Goal: Skip the pictures. Copy all the rest of the records down exactly.
---- Recorded data
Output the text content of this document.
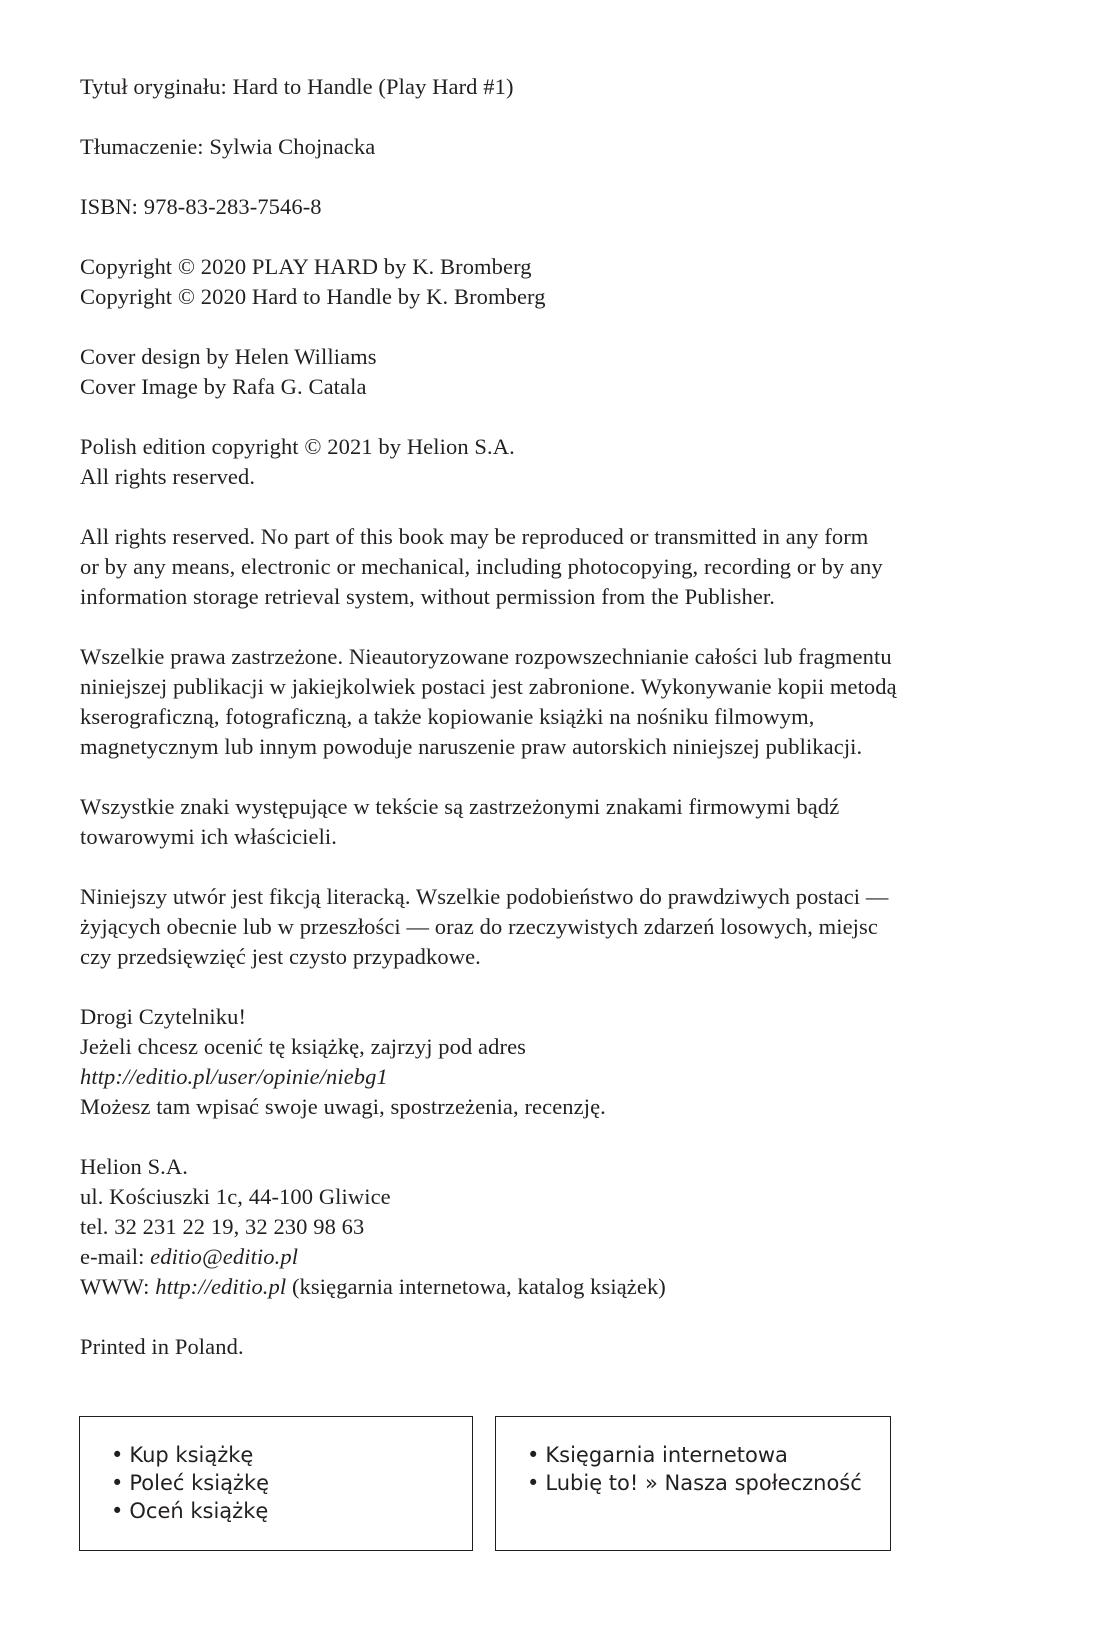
Tytuł oryginału: Hard to Handle (Play Hard #1)
Tłumaczenie: Sylwia Chojnacka
ISBN: 978-83-283-7546-8
Copyright © 2020 PLAY HARD by K. Bromberg
Copyright © 2020 Hard to Handle by K. Bromberg
Cover design by Helen Williams
Cover Image by Rafa G. Catala
Polish edition copyright © 2021 by Helion S.A.
All rights reserved.
All rights reserved. No part of this book may be reproduced or transmitted in any form
or by any means, electronic or mechanical, including photocopying, recording or by any
information storage retrieval system, without permission from the Publisher.
Wszelkie prawa zastrzeżone. Nieautoryzowane rozpowszechnianie całości lub fragmentu
niniejszej publikacji w jakiejkolwiek postaci jest zabronione. Wykonywanie kopii metodą
kserograficzną, fotograficzną, a także kopiowanie książki na nośniku filmowym,
magnetycznym lub innym powoduje naruszenie praw autorskich niniejszej publikacji.
Wszystkie znaki występujące w tekście są zastrzeżonymi znakami firmowymi bądź
towarowymi ich właścicieli.
Niniejszy utwór jest fikcją literacką. Wszelkie podobieństwo do prawdziwych postaci —
żyjących obecnie lub w przeszłości — oraz do rzeczywistych zdarzeń losowych, miejsc
czy przedsięwzięć jest czysto przypadkowe.
Drogi Czytelniku!
Jeżeli chcesz ocenić tę książkę, zajrzyj pod adres
http://editio.pl/user/opinie/niebg1
Możesz tam wpisać swoje uwagi, spostrzeżenia, recenzję.
Helion S.A.
ul. Kościuszki 1c, 44-100 Gliwice
tel. 32 231 22 19, 32 230 98 63
e-mail: editio@editio.pl
WWW: http://editio.pl (księgarnia internetowa, katalog książek)
Printed in Poland.
• Kup książkę
• Poleć książkę
• Oceń książkę
• Księgarnia internetowa
• Lubię to! » Nasza społeczność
--------
Task response:
Output the text content of this document.
Tytuł oryginału: Hard to Handle (Play Hard #1)
Tłumaczenie: Sylwia Chojnacka
ISBN: 978-83-283-7546-8
Copyright © 2020 PLAY HARD by K. Bromberg
Copyright © 2020 Hard to Handle by K. Bromberg
Cover design by Helen Williams
Cover Image by Rafa G. Catala
Polish edition copyright © 2021 by Helion S.A.
All rights reserved.
All rights reserved. No part of this book may be reproduced or transmitted in any form
or by any means, electronic or mechanical, including photocopying, recording or by any
information storage retrieval system, without permission from the Publisher.
Wszelkie prawa zastrzeżone. Nieautoryzowane rozpowszechnianie całości lub fragmentu
niniejszej publikacji w jakiejkolwiek postaci jest zabronione. Wykonywanie kopii metodą
kserograficzną, fotograficzną, a także kopiowanie książki na nośniku filmowym,
magnetycznym lub innym powoduje naruszenie praw autorskich niniejszej publikacji.
Wszystkie znaki występujące w tekście są zastrzeżonymi znakami firmowymi bądź
towarowymi ich właścicieli.
Niniejszy utwór jest fikcją literacką. Wszelkie podobieństwo do prawdziwych postaci —
żyjących obecnie lub w przeszłości — oraz do rzeczywistych zdarzeń losowych, miejsc
czy przedsięwzięć jest czysto przypadkowe.
Drogi Czytelniku!
Jeżeli chcesz ocenić tę książkę, zajrzyj pod adres
http://editio.pl/user/opinie/niebg1
Możesz tam wpisać swoje uwagi, spostrzeżenia, recenzję.
Helion S.A.
ul. Kościuszki 1c, 44-100 Gliwice
tel. 32 231 22 19, 32 230 98 63
e-mail: editio@editio.pl
WWW: http://editio.pl (księgarnia internetowa, katalog książek)
Printed in Poland.
• Kup książkę
• Poleć książkę
• Oceń książkę
• Księgarnia internetowa
• Lubię to! » Nasza społeczność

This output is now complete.